What is being asked:
Copy every line of the records below where the word "screenshot" occurs.

=== Entries provided ===

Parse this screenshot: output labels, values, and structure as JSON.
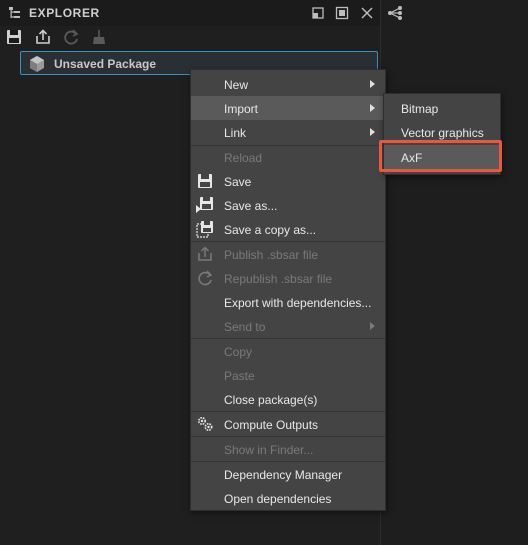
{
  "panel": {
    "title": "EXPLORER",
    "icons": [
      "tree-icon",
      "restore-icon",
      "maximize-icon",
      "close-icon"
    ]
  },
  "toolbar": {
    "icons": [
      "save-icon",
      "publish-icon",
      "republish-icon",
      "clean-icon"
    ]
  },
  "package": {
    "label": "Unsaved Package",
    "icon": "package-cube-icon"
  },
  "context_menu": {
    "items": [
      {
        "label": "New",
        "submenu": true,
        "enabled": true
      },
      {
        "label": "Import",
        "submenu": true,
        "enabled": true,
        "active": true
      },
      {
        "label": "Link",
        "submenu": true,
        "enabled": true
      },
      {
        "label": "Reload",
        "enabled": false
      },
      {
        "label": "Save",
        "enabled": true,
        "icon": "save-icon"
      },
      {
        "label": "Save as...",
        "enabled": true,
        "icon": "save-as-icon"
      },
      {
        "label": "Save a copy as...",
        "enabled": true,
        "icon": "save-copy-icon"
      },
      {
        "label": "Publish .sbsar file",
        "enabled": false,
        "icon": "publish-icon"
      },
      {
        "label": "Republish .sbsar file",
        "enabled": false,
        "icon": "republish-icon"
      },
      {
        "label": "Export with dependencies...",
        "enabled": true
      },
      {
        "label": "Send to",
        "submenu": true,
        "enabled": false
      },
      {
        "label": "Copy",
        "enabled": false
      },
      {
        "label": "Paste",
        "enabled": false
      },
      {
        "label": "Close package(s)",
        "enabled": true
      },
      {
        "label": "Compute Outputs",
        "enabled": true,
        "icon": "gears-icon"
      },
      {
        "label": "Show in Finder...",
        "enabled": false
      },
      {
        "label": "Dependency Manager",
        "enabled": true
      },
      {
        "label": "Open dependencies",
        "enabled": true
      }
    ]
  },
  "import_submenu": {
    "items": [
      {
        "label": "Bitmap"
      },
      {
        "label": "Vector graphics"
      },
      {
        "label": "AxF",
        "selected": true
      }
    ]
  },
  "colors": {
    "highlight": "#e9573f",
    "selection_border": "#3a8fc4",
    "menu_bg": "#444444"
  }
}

===
=== Entries provided ===

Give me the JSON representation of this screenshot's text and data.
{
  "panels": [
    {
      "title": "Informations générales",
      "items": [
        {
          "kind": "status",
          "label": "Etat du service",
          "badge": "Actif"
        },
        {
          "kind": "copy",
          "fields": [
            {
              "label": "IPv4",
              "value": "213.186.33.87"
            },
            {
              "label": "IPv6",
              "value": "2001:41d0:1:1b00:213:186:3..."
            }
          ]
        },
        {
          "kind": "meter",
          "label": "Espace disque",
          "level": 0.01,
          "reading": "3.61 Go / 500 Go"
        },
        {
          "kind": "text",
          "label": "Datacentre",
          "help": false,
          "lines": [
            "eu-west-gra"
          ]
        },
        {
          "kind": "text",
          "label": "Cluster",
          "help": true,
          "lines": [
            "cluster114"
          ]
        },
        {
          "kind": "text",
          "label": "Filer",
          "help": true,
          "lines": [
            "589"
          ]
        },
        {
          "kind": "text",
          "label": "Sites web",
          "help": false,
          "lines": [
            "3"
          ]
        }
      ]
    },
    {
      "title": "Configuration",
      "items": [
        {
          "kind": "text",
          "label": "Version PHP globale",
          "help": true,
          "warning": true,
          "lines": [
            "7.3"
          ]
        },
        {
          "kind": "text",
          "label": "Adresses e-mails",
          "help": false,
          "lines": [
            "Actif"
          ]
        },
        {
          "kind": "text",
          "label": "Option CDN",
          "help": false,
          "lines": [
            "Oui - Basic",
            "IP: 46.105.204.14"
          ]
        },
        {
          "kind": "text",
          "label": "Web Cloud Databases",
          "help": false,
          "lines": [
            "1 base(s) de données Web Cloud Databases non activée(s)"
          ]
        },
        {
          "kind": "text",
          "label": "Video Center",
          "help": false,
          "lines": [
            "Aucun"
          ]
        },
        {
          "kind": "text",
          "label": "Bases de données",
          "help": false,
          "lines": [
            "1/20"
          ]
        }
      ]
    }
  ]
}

===
=== Entries provided ===

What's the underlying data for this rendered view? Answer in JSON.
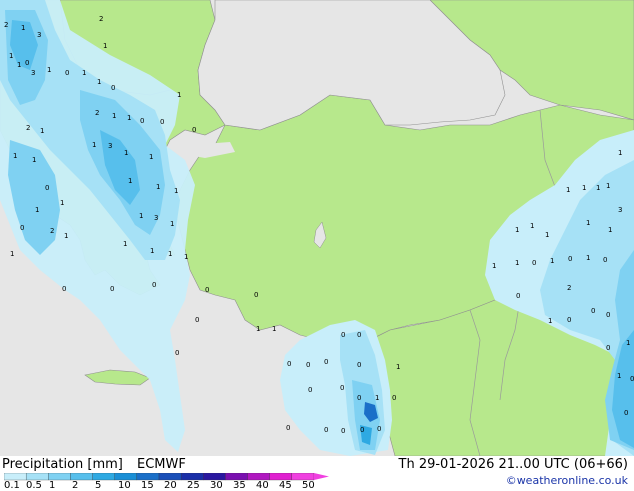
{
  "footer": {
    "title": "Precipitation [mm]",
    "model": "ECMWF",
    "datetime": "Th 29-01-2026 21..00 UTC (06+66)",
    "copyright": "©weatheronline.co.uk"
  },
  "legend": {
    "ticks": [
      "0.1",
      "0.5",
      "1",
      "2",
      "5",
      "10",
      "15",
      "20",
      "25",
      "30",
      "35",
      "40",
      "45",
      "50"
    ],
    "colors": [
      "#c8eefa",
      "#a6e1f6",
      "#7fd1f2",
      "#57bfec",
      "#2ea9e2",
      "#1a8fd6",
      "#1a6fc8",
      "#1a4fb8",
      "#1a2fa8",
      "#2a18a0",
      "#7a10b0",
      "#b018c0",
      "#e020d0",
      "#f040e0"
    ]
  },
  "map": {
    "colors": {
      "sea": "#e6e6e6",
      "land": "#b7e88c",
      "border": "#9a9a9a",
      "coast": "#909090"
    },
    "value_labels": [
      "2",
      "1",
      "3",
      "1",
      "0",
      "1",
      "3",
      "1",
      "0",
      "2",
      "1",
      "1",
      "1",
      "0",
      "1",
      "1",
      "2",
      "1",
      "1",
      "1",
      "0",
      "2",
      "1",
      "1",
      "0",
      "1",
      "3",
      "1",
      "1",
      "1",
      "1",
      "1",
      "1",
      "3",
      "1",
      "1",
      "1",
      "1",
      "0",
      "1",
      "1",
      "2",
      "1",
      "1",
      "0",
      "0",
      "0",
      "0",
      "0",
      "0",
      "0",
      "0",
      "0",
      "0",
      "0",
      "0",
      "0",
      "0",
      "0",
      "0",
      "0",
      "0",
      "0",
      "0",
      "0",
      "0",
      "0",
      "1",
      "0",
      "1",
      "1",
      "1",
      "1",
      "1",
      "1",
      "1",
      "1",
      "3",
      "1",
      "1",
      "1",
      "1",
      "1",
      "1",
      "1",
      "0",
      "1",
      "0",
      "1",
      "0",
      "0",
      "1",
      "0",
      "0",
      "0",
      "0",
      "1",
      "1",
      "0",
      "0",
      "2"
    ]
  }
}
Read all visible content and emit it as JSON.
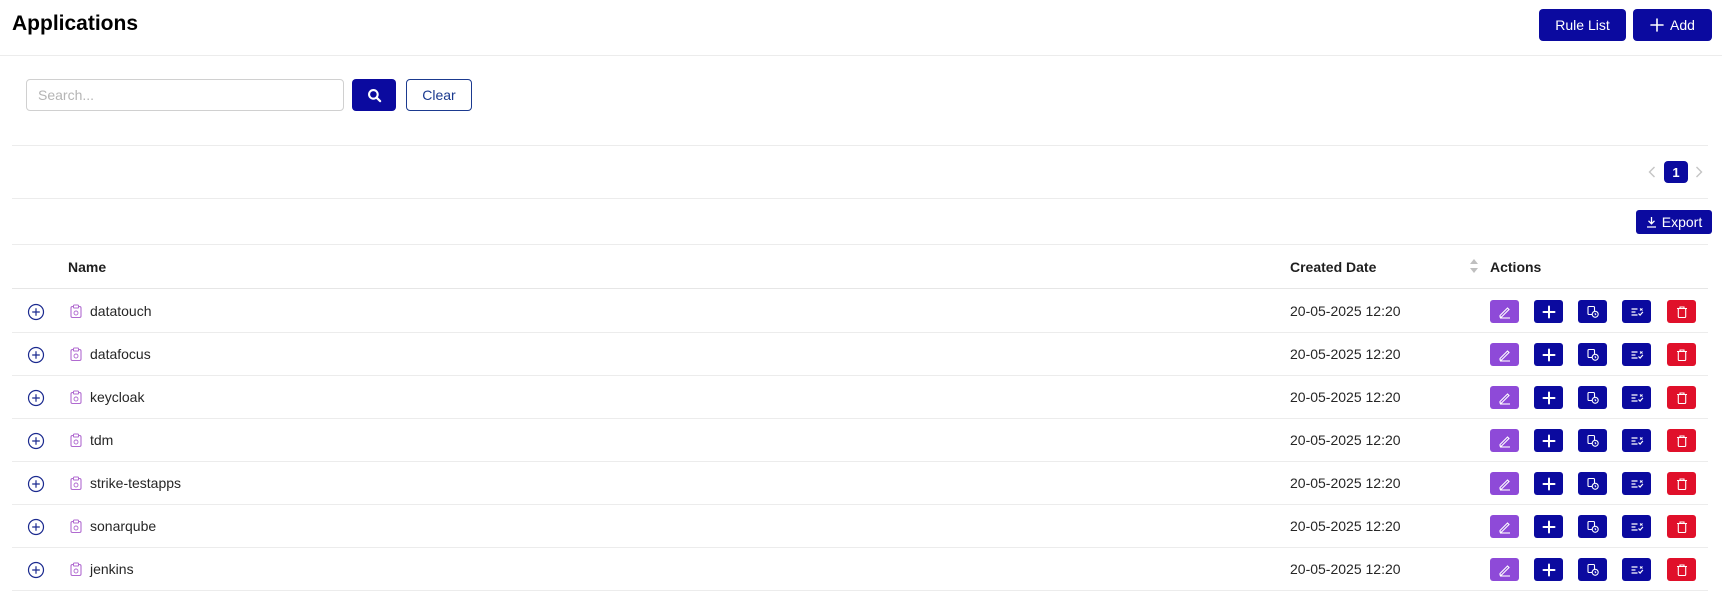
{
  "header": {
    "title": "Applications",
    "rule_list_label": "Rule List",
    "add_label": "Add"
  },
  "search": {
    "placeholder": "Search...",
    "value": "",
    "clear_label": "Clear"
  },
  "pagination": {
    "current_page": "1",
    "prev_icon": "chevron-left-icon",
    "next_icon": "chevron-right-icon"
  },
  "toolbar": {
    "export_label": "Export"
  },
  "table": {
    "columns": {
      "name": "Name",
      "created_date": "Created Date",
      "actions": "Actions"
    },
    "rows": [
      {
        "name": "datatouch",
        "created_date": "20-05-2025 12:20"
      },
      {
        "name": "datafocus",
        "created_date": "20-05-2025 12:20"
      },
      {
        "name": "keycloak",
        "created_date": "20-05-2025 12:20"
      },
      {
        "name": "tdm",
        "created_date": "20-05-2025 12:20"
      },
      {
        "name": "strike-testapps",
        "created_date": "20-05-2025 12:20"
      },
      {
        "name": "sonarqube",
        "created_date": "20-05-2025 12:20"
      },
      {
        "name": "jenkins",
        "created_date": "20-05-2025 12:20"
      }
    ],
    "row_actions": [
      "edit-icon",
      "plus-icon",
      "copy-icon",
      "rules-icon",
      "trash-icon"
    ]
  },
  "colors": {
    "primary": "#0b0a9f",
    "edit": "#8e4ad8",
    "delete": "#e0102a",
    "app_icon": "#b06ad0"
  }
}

===

Task result:
Parse this screenshot: output labels, values, and structure as JSON.
Give me the JSON representation of this screenshot's text and data.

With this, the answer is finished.